* Task description
Which lines hold the word "amazing"? Copy each one.

* Input records
--- start ---
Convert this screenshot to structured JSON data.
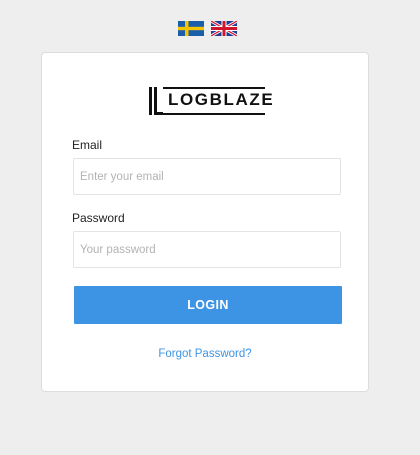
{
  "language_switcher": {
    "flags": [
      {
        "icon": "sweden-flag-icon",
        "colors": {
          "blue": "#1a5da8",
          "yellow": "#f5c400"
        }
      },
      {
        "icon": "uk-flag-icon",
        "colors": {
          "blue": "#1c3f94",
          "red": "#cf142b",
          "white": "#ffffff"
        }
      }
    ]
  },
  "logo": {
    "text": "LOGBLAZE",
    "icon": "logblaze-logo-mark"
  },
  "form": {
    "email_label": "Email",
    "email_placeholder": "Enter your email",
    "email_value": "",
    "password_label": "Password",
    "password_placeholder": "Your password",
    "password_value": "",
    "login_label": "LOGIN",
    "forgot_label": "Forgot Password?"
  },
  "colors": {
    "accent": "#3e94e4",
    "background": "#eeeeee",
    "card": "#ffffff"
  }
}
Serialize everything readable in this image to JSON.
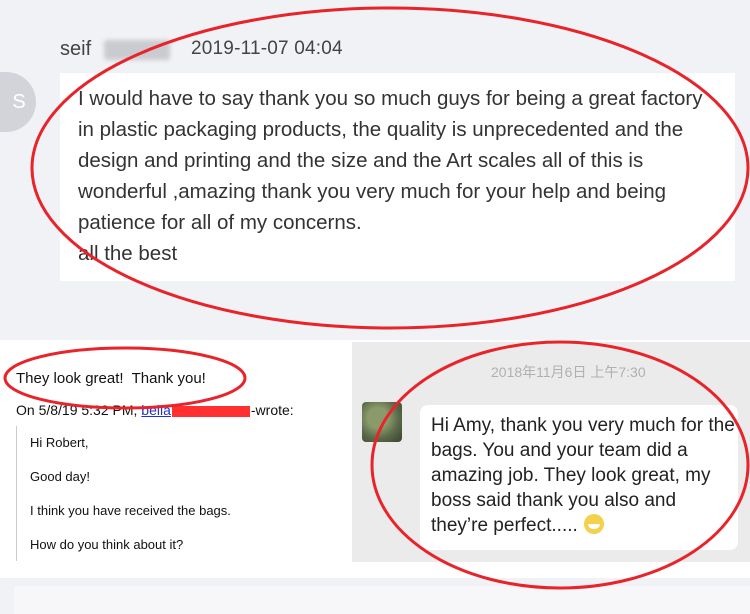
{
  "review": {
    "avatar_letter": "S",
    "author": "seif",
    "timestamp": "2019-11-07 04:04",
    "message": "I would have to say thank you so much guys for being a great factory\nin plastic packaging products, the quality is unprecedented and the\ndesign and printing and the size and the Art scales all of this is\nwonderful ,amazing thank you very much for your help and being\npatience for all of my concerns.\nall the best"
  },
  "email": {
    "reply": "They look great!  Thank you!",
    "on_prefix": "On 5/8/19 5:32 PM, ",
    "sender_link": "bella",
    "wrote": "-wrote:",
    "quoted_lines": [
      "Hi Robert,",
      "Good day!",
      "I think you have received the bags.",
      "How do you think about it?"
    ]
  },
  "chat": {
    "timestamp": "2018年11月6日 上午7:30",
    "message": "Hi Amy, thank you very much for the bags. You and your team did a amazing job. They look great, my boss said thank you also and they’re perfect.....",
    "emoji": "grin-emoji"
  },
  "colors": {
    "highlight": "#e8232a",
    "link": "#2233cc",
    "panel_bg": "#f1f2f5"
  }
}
--- end ---
* Complete answer
    "message": "I would have to say thank you so much guys for being a great factory\nin plastic packaging products, the quality is unprecedented and the\ndesign and printing and the size and the Art scales all of this is\nwonderful ,amazing thank you very much for your help and being\npatience for all of my concerns.\nall the best"
    "message": "Hi Amy, thank you very much for the bags. You and your team did a amazing job. They look great, my boss said thank you also and they’re perfect.....",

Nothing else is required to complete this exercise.